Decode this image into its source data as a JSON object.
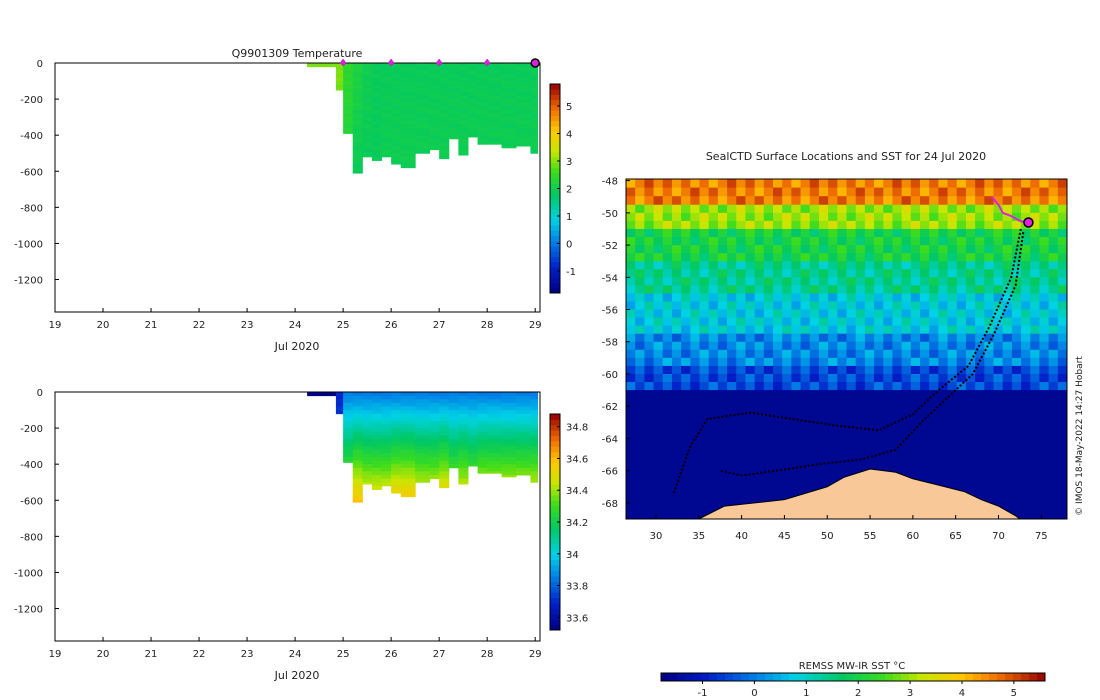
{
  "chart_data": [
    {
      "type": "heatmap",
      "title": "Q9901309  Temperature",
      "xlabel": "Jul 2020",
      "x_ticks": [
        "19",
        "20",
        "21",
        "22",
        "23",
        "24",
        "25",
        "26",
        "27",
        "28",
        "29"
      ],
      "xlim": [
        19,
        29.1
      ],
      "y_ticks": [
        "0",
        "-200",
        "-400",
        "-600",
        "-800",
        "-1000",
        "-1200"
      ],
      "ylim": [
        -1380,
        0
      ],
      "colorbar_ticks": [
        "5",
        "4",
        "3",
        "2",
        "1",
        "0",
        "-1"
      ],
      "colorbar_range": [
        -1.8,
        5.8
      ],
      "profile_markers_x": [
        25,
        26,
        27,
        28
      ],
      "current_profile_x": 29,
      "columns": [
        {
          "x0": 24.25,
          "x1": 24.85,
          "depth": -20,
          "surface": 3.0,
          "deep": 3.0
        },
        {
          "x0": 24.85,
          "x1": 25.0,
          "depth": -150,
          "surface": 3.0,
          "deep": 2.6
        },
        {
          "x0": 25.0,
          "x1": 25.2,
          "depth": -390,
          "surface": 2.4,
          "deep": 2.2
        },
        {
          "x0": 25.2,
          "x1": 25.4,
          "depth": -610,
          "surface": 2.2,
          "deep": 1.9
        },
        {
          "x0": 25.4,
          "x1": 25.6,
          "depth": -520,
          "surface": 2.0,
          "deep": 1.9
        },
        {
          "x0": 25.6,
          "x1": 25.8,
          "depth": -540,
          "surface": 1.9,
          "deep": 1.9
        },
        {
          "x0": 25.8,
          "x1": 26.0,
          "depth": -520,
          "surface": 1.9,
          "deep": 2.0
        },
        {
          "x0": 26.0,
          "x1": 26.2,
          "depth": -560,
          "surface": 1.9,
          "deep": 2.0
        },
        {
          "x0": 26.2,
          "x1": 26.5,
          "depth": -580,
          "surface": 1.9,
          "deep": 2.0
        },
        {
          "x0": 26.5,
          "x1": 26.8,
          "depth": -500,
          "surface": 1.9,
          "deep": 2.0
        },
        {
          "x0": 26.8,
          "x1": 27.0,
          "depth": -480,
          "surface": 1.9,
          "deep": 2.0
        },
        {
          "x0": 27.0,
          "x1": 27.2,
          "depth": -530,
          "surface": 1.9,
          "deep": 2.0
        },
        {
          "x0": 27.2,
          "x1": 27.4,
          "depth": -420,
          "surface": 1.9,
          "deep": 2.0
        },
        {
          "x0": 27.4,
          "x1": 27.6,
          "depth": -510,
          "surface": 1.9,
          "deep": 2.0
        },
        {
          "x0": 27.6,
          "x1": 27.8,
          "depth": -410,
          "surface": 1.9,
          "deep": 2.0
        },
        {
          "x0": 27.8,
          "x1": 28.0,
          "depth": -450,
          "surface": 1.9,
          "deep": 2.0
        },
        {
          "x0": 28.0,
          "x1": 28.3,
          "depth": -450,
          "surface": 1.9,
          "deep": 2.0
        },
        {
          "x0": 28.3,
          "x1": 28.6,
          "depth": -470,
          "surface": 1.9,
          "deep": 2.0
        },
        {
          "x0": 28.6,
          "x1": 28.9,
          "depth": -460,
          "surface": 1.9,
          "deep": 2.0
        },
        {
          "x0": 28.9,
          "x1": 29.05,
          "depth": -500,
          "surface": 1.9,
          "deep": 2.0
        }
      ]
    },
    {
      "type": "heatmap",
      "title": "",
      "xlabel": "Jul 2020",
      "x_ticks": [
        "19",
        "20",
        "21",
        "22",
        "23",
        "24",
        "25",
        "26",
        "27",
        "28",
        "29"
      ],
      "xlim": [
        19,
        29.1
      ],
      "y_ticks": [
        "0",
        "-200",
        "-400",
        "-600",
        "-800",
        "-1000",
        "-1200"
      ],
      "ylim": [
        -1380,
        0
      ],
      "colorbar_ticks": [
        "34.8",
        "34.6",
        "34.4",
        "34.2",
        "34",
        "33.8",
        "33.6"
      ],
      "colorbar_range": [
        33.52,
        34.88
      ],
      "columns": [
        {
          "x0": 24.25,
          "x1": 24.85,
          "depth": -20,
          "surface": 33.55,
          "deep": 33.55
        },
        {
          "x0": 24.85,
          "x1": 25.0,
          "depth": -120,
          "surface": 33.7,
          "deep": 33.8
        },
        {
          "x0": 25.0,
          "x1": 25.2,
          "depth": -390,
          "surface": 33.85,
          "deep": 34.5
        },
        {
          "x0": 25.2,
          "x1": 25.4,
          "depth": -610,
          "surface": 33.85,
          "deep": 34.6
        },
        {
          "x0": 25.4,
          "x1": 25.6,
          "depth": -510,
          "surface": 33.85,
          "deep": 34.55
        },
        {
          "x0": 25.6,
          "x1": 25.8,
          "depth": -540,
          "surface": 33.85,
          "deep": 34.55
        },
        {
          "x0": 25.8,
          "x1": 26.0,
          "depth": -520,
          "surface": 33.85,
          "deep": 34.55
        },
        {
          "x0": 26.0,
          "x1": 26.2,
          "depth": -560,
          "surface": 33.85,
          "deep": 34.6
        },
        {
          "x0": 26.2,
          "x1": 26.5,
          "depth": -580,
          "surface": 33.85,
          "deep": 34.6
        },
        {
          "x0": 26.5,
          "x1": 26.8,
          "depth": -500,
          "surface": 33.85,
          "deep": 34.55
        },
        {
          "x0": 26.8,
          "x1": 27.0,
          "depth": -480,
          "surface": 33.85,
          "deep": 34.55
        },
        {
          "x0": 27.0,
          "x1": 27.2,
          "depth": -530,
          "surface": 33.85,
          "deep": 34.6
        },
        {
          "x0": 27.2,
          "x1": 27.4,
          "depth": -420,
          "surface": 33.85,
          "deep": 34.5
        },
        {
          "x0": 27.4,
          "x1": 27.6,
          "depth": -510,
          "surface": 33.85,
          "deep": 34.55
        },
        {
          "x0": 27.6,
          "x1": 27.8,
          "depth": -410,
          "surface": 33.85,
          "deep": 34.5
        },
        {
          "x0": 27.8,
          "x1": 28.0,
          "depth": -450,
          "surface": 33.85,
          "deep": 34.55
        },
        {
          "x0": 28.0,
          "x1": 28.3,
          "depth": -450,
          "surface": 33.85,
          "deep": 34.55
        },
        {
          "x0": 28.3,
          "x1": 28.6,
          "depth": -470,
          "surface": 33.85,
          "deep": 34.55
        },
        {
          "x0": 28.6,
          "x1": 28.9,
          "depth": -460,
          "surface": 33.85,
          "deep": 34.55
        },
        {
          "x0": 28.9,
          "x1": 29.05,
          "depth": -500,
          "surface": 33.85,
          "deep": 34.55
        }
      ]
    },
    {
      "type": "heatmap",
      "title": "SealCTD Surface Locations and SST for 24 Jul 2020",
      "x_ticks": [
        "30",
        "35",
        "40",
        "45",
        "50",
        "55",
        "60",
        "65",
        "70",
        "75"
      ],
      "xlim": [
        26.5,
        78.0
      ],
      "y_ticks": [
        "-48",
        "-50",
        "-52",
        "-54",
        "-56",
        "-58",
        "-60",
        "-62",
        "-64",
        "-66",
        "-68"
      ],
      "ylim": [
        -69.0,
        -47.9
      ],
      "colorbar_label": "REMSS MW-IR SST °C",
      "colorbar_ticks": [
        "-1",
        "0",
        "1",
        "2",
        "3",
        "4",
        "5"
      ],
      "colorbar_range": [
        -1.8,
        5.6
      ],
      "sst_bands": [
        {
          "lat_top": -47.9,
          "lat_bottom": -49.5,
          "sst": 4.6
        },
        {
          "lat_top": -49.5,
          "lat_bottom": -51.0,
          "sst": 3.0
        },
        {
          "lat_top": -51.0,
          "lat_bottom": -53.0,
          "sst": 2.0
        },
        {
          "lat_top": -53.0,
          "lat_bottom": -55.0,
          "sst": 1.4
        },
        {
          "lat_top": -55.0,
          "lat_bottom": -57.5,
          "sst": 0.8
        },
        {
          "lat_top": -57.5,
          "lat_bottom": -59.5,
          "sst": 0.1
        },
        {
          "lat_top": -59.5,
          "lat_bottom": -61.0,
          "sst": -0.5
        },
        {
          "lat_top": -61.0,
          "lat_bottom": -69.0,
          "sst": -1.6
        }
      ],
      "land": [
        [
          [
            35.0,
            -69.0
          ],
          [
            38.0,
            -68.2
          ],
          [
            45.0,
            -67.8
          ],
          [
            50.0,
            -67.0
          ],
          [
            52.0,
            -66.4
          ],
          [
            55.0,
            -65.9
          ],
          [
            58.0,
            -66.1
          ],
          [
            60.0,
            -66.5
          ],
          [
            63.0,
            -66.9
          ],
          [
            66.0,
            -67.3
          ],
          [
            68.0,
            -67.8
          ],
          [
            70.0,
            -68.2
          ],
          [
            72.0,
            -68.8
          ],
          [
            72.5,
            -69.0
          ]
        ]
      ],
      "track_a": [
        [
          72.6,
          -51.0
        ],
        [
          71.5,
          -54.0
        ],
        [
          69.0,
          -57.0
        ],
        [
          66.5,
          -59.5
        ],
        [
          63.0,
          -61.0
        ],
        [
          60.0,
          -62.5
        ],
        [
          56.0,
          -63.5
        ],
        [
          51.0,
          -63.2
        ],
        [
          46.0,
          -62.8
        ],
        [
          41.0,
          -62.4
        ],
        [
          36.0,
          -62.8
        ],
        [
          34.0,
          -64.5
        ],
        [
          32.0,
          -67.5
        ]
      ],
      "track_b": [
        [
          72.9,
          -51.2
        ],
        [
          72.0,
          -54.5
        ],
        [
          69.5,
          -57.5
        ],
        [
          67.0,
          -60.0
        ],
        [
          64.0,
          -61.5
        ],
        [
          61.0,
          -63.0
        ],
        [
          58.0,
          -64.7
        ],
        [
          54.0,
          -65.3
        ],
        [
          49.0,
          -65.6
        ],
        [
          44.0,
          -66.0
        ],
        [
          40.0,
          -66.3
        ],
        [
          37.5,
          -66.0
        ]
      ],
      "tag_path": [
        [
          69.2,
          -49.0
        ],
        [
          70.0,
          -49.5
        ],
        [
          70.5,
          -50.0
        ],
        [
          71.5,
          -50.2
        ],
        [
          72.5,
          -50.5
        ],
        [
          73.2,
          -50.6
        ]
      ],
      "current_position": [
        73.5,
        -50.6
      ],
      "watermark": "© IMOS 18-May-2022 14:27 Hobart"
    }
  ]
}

• **Short exercise**:
Identify the lines in the entries that hold "title" and return each one.

• **The output**:
      "title": "Q9901309  Temperature",
      "title": "",
      "title": "SealCTD Surface Locations and SST for 24 Jul 2020",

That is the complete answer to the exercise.